### Work instructions:
In the records that follow, locate every line with "deep" and extract it.

'''

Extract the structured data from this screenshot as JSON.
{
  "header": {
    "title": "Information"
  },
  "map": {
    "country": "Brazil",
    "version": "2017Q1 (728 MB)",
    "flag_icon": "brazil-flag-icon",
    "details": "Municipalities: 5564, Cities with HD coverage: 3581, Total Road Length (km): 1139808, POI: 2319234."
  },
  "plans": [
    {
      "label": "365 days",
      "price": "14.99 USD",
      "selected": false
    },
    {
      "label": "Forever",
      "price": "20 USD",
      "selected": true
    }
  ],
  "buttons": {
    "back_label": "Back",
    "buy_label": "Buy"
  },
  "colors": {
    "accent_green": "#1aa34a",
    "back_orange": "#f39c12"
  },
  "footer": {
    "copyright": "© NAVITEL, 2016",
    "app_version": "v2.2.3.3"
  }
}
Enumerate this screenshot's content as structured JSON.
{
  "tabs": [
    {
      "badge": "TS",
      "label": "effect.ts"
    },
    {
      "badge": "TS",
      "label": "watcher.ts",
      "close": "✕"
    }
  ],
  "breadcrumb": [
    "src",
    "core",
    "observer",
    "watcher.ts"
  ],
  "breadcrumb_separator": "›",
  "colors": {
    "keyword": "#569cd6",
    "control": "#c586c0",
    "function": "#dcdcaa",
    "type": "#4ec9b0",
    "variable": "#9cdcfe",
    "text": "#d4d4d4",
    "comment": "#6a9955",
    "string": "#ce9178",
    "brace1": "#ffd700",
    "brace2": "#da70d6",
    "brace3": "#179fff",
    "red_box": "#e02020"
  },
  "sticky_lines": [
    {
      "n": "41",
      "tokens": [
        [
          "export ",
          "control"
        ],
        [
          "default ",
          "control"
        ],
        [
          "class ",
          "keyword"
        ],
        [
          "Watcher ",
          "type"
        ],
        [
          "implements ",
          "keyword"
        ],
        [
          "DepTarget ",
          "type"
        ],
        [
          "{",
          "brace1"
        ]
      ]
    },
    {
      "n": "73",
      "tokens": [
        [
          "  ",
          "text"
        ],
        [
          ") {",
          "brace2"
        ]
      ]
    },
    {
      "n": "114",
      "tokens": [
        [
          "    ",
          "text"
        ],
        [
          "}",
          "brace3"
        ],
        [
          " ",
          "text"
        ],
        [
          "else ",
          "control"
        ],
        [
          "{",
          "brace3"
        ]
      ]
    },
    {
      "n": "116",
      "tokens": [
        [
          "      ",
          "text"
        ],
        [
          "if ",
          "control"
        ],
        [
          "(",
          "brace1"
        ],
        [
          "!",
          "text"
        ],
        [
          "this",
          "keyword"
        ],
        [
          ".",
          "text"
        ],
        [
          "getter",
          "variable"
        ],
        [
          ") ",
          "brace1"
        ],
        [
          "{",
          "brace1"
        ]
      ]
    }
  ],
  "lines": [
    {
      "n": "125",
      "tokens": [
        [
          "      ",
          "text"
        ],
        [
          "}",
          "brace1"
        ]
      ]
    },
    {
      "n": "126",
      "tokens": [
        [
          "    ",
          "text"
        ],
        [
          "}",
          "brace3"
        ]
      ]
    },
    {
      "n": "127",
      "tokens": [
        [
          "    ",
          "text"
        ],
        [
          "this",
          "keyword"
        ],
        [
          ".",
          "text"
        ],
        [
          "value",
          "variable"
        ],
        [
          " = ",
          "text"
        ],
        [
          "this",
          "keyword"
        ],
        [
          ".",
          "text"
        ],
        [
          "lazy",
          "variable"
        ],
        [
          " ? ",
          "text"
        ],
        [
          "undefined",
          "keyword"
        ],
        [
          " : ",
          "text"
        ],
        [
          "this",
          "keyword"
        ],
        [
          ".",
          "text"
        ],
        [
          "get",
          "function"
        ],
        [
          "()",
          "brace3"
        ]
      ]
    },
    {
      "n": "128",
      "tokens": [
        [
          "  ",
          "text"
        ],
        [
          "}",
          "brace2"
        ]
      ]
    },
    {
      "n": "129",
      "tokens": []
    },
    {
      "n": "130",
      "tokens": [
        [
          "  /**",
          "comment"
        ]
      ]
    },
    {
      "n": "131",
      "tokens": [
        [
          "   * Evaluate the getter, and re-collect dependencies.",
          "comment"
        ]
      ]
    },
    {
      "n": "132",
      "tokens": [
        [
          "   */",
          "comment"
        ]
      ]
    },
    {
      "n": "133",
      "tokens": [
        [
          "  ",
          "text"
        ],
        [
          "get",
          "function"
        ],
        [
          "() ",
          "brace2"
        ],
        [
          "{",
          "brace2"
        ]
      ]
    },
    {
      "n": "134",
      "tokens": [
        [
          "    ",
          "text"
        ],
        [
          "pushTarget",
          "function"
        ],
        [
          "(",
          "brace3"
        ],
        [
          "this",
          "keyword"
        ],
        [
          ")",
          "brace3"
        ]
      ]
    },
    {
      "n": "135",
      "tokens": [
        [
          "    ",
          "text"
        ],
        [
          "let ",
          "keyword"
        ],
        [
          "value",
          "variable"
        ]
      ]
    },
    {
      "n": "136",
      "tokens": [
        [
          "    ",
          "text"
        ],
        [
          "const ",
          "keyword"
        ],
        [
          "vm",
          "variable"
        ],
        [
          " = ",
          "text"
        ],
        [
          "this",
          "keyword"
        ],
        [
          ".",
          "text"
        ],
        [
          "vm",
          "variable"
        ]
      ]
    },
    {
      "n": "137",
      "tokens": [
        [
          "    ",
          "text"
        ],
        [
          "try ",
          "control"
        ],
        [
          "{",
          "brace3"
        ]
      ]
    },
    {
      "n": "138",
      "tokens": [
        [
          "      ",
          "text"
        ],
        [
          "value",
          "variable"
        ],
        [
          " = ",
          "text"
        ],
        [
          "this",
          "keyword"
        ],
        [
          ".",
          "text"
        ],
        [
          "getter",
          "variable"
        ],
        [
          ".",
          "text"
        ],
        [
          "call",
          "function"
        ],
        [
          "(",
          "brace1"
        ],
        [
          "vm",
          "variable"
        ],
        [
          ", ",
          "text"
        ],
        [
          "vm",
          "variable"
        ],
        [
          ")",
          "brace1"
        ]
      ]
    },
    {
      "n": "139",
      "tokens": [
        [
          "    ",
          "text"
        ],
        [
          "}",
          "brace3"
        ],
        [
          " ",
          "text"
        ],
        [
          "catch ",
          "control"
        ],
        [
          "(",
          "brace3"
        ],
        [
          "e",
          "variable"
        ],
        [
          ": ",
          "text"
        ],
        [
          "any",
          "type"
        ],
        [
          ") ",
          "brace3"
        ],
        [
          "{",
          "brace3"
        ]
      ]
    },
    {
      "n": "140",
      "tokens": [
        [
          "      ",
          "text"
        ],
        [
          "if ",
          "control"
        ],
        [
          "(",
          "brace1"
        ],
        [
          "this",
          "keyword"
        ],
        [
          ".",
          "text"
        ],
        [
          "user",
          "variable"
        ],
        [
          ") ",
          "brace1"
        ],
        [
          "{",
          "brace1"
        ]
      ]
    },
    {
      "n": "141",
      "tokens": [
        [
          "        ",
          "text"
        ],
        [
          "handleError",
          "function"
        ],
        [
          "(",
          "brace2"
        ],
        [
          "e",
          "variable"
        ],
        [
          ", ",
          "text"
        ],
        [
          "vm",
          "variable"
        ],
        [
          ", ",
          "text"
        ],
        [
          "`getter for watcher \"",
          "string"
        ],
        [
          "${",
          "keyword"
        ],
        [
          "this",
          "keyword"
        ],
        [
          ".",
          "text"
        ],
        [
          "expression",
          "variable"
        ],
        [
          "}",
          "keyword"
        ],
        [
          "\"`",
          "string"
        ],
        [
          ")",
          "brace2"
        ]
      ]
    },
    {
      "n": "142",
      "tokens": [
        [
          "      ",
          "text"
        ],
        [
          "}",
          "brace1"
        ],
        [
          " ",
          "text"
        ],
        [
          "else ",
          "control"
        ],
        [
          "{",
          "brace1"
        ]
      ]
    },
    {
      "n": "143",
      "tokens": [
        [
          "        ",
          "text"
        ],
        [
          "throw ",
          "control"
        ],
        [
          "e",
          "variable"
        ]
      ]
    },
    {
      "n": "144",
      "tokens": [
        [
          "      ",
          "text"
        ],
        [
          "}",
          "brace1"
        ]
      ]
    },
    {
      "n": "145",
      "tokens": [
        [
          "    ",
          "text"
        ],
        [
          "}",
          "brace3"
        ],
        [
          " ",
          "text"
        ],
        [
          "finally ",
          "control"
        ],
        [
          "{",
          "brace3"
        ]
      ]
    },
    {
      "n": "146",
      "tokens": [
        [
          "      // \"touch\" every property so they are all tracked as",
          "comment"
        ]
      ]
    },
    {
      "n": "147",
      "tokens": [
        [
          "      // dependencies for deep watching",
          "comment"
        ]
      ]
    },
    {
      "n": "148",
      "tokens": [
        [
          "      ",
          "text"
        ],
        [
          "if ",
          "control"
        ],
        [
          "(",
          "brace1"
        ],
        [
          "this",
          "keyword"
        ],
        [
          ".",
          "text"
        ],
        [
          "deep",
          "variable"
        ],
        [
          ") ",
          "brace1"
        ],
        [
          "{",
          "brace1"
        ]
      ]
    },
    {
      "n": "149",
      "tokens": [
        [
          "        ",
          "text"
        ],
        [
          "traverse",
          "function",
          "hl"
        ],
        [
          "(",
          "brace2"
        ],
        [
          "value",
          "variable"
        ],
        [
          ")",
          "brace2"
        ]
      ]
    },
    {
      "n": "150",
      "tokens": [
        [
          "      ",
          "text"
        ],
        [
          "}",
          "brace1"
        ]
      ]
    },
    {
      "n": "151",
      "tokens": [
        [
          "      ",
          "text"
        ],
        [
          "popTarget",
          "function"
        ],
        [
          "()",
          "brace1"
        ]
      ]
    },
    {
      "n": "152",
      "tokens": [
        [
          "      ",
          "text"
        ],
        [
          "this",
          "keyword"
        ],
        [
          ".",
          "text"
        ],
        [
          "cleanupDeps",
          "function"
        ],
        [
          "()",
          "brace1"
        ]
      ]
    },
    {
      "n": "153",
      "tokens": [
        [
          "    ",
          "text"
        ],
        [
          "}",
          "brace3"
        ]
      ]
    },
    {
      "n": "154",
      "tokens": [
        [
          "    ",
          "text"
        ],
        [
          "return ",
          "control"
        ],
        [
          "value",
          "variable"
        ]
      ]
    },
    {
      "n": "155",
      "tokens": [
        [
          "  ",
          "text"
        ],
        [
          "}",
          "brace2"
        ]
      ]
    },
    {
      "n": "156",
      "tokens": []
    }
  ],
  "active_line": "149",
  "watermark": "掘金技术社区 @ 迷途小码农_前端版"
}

'''

### Written reply:
          "      // dependencies for deep watching",
          "deep",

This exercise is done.